▶ Instructions for the task: Count lines, not occurrences: report how many lines in the records hold the string "JSON", and nothing else.
════
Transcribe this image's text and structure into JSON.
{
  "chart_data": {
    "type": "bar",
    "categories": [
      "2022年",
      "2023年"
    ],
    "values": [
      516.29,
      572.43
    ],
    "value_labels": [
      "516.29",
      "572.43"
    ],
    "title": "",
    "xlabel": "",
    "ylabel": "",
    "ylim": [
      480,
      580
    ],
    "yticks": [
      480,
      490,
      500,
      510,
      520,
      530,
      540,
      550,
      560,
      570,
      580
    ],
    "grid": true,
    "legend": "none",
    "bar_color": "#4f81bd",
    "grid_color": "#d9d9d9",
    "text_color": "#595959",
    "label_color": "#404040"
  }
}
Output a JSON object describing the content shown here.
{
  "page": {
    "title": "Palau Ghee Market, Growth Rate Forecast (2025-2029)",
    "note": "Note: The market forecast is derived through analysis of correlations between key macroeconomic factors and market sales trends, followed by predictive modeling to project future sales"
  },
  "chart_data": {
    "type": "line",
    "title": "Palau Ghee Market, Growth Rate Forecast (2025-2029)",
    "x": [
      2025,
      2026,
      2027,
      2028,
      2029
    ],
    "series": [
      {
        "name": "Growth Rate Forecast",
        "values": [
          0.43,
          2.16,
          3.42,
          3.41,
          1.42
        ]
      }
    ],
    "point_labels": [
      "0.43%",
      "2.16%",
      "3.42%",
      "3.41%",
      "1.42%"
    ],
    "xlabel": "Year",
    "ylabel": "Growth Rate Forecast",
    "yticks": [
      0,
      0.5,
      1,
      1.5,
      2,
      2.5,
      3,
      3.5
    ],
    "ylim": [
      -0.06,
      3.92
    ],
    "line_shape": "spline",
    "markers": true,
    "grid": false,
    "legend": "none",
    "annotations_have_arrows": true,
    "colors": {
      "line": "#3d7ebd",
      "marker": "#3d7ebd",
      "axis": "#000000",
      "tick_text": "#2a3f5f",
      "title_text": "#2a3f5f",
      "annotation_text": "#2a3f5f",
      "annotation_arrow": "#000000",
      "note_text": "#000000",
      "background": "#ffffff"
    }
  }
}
════
▶ Written solution: 2